WHAT THE EXERCISE ASKS =>
What is the number of lines in the data holding the word "label"? Give that number by itself.

(Dataset items)
★ ★ ★
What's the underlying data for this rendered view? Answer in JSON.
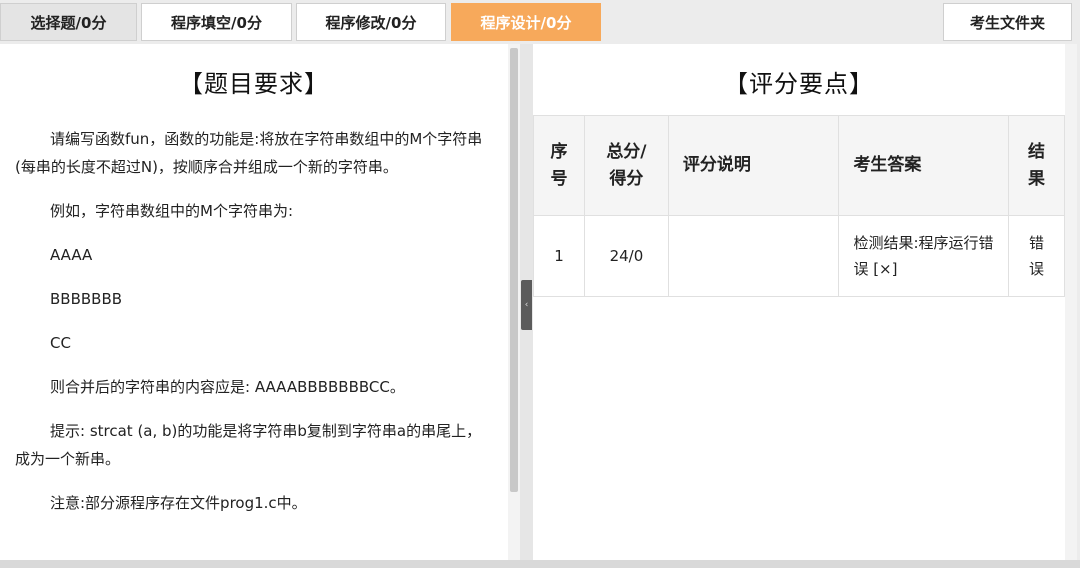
{
  "tabs": [
    {
      "label": "选择题/0分"
    },
    {
      "label": "程序填空/0分"
    },
    {
      "label": "程序修改/0分"
    },
    {
      "label": "程序设计/0分"
    }
  ],
  "folder_button": "考生文件夹",
  "requirements": {
    "title": "【题目要求】",
    "paragraphs": [
      "请编写函数fun，函数的功能是:将放在字符串数组中的M个字符串(每串的长度不超过N)，按顺序合并组成一个新的字符串。",
      "例如，字符串数组中的M个字符串为:",
      "AAAA",
      "BBBBBBB",
      "CC",
      "则合并后的字符串的内容应是: AAAABBBBBBBCC。",
      "提示: strcat (a, b)的功能是将字符串b复制到字符串a的串尾上，成为一个新串。",
      "注意:部分源程序存在文件prog1.c中。"
    ]
  },
  "splitter_glyph": "‹",
  "grading": {
    "title": "【评分要点】",
    "headers": {
      "index_line1": "序",
      "index_line2": "号",
      "score_line1": "总分/",
      "score_line2": "得分",
      "desc": "评分说明",
      "answer": "考生答案",
      "result_line1": "结",
      "result_line2": "果"
    },
    "rows": [
      {
        "index": "1",
        "score": "24/0",
        "desc": "",
        "answer": "检测结果:程序运行错误 [×]",
        "result_line1": "错",
        "result_line2": "误"
      }
    ]
  },
  "colors": {
    "active_tab": "#f7a95b",
    "background": "#ececec"
  }
}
★ ★ ★
TASK SOLUTION =>
4